• PROMPT: Quote each line of the material verbatim, without the pictures.

═════ EXTRACTED ENTRIES ═════

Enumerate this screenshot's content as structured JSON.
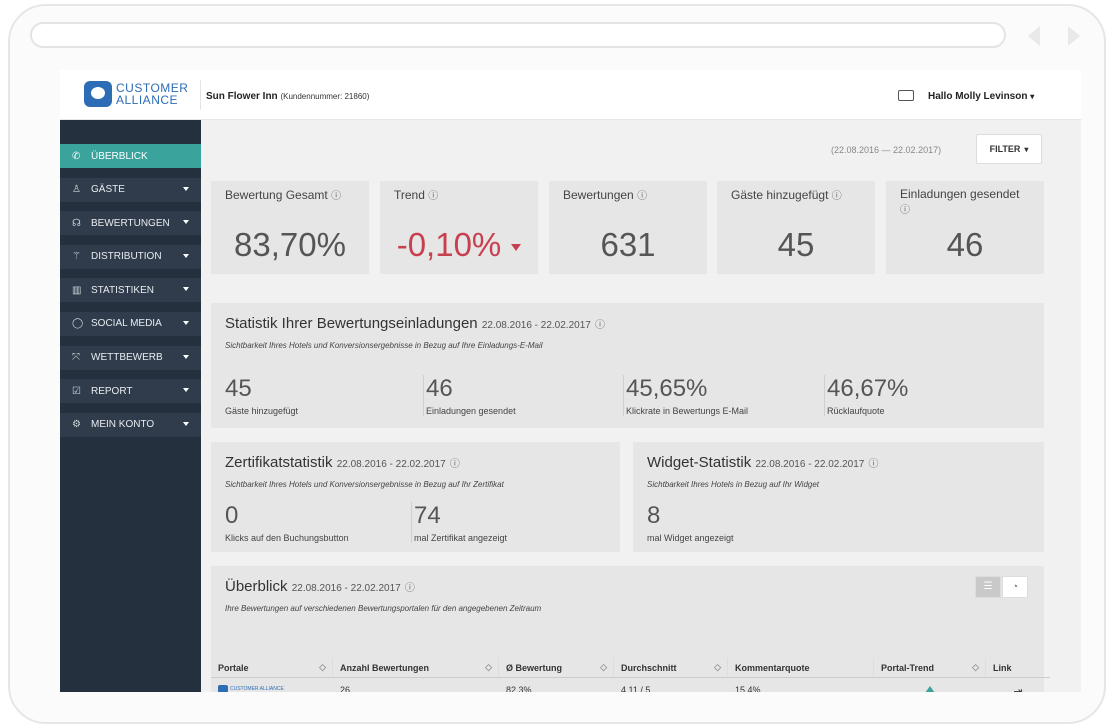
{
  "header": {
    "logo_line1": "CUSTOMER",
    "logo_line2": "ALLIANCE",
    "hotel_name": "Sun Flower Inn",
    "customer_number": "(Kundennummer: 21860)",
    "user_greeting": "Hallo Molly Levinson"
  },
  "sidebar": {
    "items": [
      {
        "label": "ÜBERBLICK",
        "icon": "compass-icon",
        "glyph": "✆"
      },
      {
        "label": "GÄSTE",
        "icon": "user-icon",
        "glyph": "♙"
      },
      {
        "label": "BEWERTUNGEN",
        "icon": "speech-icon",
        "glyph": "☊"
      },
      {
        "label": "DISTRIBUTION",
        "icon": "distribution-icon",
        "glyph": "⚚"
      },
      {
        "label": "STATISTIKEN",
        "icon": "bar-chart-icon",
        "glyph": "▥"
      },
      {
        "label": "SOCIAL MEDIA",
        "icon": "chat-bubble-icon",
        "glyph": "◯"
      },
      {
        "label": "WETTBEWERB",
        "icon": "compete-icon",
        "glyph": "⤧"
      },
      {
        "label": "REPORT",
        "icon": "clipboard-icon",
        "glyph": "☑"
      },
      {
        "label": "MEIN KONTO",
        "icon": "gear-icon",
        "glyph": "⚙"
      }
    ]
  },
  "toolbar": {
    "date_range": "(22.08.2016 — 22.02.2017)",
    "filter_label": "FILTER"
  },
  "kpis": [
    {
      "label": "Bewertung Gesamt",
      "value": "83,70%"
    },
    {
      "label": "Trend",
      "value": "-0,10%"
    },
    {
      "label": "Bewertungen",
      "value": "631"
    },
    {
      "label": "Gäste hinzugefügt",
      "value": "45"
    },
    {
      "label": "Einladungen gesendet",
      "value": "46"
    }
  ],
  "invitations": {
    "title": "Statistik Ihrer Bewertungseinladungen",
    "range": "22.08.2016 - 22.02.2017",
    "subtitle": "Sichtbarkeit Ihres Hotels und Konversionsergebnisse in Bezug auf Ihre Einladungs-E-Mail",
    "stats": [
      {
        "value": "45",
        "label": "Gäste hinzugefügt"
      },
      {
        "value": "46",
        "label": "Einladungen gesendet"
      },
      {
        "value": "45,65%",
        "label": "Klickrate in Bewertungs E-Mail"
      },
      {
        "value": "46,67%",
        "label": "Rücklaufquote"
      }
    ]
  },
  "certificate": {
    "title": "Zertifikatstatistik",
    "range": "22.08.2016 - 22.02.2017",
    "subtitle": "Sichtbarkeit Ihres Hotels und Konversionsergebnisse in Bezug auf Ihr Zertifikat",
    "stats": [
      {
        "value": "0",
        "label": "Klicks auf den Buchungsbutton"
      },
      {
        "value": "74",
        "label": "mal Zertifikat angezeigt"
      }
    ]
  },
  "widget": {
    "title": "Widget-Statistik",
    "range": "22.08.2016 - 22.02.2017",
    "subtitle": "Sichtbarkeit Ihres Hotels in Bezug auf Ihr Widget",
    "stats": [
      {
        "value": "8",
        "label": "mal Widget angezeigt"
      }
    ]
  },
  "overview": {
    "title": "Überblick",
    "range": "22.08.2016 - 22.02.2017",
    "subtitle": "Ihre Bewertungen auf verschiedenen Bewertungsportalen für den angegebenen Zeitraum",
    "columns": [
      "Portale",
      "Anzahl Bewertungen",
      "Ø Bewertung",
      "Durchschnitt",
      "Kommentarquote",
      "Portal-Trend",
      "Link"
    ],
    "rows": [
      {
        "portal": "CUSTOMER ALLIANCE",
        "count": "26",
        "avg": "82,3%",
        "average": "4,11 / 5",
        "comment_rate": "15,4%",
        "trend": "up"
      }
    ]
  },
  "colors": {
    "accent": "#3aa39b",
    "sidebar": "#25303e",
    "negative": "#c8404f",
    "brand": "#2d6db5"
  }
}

═════

• EXERCISE OUTPUT:
Enumerate this screenshot's content as structured JSON.
{
  "header": {
    "logo_line1": "CUSTOMER",
    "logo_line2": "ALLIANCE",
    "hotel_name": "Sun Flower Inn",
    "customer_number": "(Kundennummer: 21860)",
    "user_greeting": "Hallo Molly Levinson"
  },
  "sidebar": {
    "items": [
      {
        "label": "ÜBERBLICK",
        "icon": "compass-icon",
        "glyph": "✆"
      },
      {
        "label": "GÄSTE",
        "icon": "user-icon",
        "glyph": "♙"
      },
      {
        "label": "BEWERTUNGEN",
        "icon": "speech-icon",
        "glyph": "☊"
      },
      {
        "label": "DISTRIBUTION",
        "icon": "distribution-icon",
        "glyph": "⚚"
      },
      {
        "label": "STATISTIKEN",
        "icon": "bar-chart-icon",
        "glyph": "▥"
      },
      {
        "label": "SOCIAL MEDIA",
        "icon": "chat-bubble-icon",
        "glyph": "◯"
      },
      {
        "label": "WETTBEWERB",
        "icon": "compete-icon",
        "glyph": "⤧"
      },
      {
        "label": "REPORT",
        "icon": "clipboard-icon",
        "glyph": "☑"
      },
      {
        "label": "MEIN KONTO",
        "icon": "gear-icon",
        "glyph": "⚙"
      }
    ]
  },
  "toolbar": {
    "date_range": "(22.08.2016 — 22.02.2017)",
    "filter_label": "FILTER"
  },
  "kpis": [
    {
      "label": "Bewertung Gesamt",
      "value": "83,70%"
    },
    {
      "label": "Trend",
      "value": "-0,10%"
    },
    {
      "label": "Bewertungen",
      "value": "631"
    },
    {
      "label": "Gäste hinzugefügt",
      "value": "45"
    },
    {
      "label": "Einladungen gesendet",
      "value": "46"
    }
  ],
  "invitations": {
    "title": "Statistik Ihrer Bewertungseinladungen",
    "range": "22.08.2016 - 22.02.2017",
    "subtitle": "Sichtbarkeit Ihres Hotels und Konversionsergebnisse in Bezug auf Ihre Einladungs-E-Mail",
    "stats": [
      {
        "value": "45",
        "label": "Gäste hinzugefügt"
      },
      {
        "value": "46",
        "label": "Einladungen gesendet"
      },
      {
        "value": "45,65%",
        "label": "Klickrate in Bewertungs E-Mail"
      },
      {
        "value": "46,67%",
        "label": "Rücklaufquote"
      }
    ]
  },
  "certificate": {
    "title": "Zertifikatstatistik",
    "range": "22.08.2016 - 22.02.2017",
    "subtitle": "Sichtbarkeit Ihres Hotels und Konversionsergebnisse in Bezug auf Ihr Zertifikat",
    "stats": [
      {
        "value": "0",
        "label": "Klicks auf den Buchungsbutton"
      },
      {
        "value": "74",
        "label": "mal Zertifikat angezeigt"
      }
    ]
  },
  "widget": {
    "title": "Widget-Statistik",
    "range": "22.08.2016 - 22.02.2017",
    "subtitle": "Sichtbarkeit Ihres Hotels in Bezug auf Ihr Widget",
    "stats": [
      {
        "value": "8",
        "label": "mal Widget angezeigt"
      }
    ]
  },
  "overview": {
    "title": "Überblick",
    "range": "22.08.2016 - 22.02.2017",
    "subtitle": "Ihre Bewertungen auf verschiedenen Bewertungsportalen für den angegebenen Zeitraum",
    "columns": [
      "Portale",
      "Anzahl Bewertungen",
      "Ø Bewertung",
      "Durchschnitt",
      "Kommentarquote",
      "Portal-Trend",
      "Link"
    ],
    "rows": [
      {
        "portal": "CUSTOMER ALLIANCE",
        "count": "26",
        "avg": "82,3%",
        "average": "4,11 / 5",
        "comment_rate": "15,4%",
        "trend": "up"
      }
    ]
  },
  "colors": {
    "accent": "#3aa39b",
    "sidebar": "#25303e",
    "negative": "#c8404f",
    "brand": "#2d6db5"
  }
}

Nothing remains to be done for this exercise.